### Available data
>>>

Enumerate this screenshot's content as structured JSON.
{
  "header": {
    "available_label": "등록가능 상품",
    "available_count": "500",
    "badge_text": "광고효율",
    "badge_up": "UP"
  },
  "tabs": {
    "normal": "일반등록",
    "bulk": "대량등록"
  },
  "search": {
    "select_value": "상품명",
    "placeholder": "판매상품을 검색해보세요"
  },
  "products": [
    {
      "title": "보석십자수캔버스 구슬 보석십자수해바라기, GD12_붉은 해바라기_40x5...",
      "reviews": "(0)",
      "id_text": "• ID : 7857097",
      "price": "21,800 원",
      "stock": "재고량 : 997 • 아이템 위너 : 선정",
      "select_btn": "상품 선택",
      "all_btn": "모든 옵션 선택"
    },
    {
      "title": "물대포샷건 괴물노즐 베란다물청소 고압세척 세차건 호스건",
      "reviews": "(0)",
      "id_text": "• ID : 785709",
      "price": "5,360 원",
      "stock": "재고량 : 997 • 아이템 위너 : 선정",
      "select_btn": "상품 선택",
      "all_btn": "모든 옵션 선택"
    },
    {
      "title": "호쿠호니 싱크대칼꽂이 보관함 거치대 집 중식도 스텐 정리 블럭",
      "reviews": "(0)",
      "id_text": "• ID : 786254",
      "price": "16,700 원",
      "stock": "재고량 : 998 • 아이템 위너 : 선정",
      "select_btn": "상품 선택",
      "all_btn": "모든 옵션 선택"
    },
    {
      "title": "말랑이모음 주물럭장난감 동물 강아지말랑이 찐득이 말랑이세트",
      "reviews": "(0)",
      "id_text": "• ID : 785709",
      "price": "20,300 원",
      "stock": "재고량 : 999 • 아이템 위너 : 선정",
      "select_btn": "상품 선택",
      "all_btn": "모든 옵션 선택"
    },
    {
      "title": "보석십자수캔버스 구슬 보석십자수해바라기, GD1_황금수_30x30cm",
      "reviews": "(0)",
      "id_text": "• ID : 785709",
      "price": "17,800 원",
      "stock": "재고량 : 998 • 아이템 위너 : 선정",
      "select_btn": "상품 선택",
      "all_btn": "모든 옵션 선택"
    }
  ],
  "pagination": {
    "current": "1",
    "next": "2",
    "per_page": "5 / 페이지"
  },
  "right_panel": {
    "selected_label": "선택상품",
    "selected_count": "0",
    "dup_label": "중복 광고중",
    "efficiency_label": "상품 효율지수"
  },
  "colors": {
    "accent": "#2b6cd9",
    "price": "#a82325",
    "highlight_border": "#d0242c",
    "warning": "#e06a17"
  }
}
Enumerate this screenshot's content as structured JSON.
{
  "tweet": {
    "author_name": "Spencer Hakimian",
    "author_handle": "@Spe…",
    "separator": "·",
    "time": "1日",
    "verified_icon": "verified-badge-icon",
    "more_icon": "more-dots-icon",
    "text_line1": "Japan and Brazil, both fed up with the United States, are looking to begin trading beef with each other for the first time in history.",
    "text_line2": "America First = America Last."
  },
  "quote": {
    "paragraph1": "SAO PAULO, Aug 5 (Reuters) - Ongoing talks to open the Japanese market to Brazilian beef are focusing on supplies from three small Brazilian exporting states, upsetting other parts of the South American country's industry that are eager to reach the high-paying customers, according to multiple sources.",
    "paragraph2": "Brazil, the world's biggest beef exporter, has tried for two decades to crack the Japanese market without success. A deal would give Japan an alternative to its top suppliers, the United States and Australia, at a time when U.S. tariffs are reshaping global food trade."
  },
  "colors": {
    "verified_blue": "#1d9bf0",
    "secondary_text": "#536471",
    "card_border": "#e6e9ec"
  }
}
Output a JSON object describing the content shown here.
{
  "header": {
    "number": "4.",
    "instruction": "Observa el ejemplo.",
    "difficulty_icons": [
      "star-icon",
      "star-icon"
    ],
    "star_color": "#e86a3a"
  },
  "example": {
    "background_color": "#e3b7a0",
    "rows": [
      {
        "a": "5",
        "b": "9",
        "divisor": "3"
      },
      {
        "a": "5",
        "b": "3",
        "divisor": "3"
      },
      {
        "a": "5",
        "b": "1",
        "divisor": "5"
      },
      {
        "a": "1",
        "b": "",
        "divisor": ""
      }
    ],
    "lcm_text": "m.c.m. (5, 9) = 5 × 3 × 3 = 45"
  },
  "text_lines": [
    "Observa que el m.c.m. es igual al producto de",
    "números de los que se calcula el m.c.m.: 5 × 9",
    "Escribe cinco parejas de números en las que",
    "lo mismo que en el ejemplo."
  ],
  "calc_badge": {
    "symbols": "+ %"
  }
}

<<<

### Objective
Copy all of the material word for word.

### Answer in full
Enumerate this screenshot's content as structured JSON.
{
  "header": {
    "available_label": "등록가능 상품",
    "available_count": "500",
    "badge_text": "광고효율",
    "badge_up": "UP"
  },
  "tabs": {
    "normal": "일반등록",
    "bulk": "대량등록"
  },
  "search": {
    "select_value": "상품명",
    "placeholder": "판매상품을 검색해보세요"
  },
  "products": [
    {
      "title": "보석십자수캔버스 구슬 보석십자수해바라기, GD12_붉은 해바라기_40x5...",
      "reviews": "(0)",
      "id_text": "• ID : 7857097",
      "price": "21,800 원",
      "stock": "재고량 : 997 • 아이템 위너 : 선정",
      "select_btn": "상품 선택",
      "all_btn": "모든 옵션 선택"
    },
    {
      "title": "물대포샷건 괴물노즐 베란다물청소 고압세척 세차건 호스건",
      "reviews": "(0)",
      "id_text": "• ID : 785709",
      "price": "5,360 원",
      "stock": "재고량 : 997 • 아이템 위너 : 선정",
      "select_btn": "상품 선택",
      "all_btn": "모든 옵션 선택"
    },
    {
      "title": "호쿠호니 싱크대칼꽂이 보관함 거치대 집 중식도 스텐 정리 블럭",
      "reviews": "(0)",
      "id_text": "• ID : 786254",
      "price": "16,700 원",
      "stock": "재고량 : 998 • 아이템 위너 : 선정",
      "select_btn": "상품 선택",
      "all_btn": "모든 옵션 선택"
    },
    {
      "title": "말랑이모음 주물럭장난감 동물 강아지말랑이 찐득이 말랑이세트",
      "reviews": "(0)",
      "id_text": "• ID : 785709",
      "price": "20,300 원",
      "stock": "재고량 : 999 • 아이템 위너 : 선정",
      "select_btn": "상품 선택",
      "all_btn": "모든 옵션 선택"
    },
    {
      "title": "보석십자수캔버스 구슬 보석십자수해바라기, GD1_황금수_30x30cm",
      "reviews": "(0)",
      "id_text": "• ID : 785709",
      "price": "17,800 원",
      "stock": "재고량 : 998 • 아이템 위너 : 선정",
      "select_btn": "상품 선택",
      "all_btn": "모든 옵션 선택"
    }
  ],
  "pagination": {
    "current": "1",
    "next": "2",
    "per_page": "5 / 페이지"
  },
  "right_panel": {
    "selected_label": "선택상품",
    "selected_count": "0",
    "dup_label": "중복 광고중",
    "efficiency_label": "상품 효율지수"
  },
  "colors": {
    "accent": "#2b6cd9",
    "price": "#a82325",
    "highlight_border": "#d0242c",
    "warning": "#e06a17"
  }
}
Enumerate this screenshot's content as structured JSON.
{
  "tweet": {
    "author_name": "Spencer Hakimian",
    "author_handle": "@Spe…",
    "separator": "·",
    "time": "1日",
    "verified_icon": "verified-badge-icon",
    "more_icon": "more-dots-icon",
    "text_line1": "Japan and Brazil, both fed up with the United States, are looking to begin trading beef with each other for the first time in history.",
    "text_line2": "America First = America Last."
  },
  "quote": {
    "paragraph1": "SAO PAULO, Aug 5 (Reuters) - Ongoing talks to open the Japanese market to Brazilian beef are focusing on supplies from three small Brazilian exporting states, upsetting other parts of the South American country's industry that are eager to reach the high-paying customers, according to multiple sources.",
    "paragraph2": "Brazil, the world's biggest beef exporter, has tried for two decades to crack the Japanese market without success. A deal would give Japan an alternative to its top suppliers, the United States and Australia, at a time when U.S. tariffs are reshaping global food trade."
  },
  "colors": {
    "verified_blue": "#1d9bf0",
    "secondary_text": "#536471",
    "card_border": "#e6e9ec"
  }
}
Output a JSON object describing the content shown here.
{
  "header": {
    "number": "4.",
    "instruction": "Observa el ejemplo.",
    "difficulty_icons": [
      "star-icon",
      "star-icon"
    ],
    "star_color": "#e86a3a"
  },
  "example": {
    "background_color": "#e3b7a0",
    "rows": [
      {
        "a": "5",
        "b": "9",
        "divisor": "3"
      },
      {
        "a": "5",
        "b": "3",
        "divisor": "3"
      },
      {
        "a": "5",
        "b": "1",
        "divisor": "5"
      },
      {
        "a": "1",
        "b": "",
        "divisor": ""
      }
    ],
    "lcm_text": "m.c.m. (5, 9) = 5 × 3 × 3 = 45"
  },
  "text_lines": [
    "Observa que el m.c.m. es igual al producto de",
    "números de los que se calcula el m.c.m.: 5 × 9",
    "Escribe cinco parejas de números en las que",
    "lo mismo que en el ejemplo."
  ],
  "calc_badge": {
    "symbols": "+ %"
  }
}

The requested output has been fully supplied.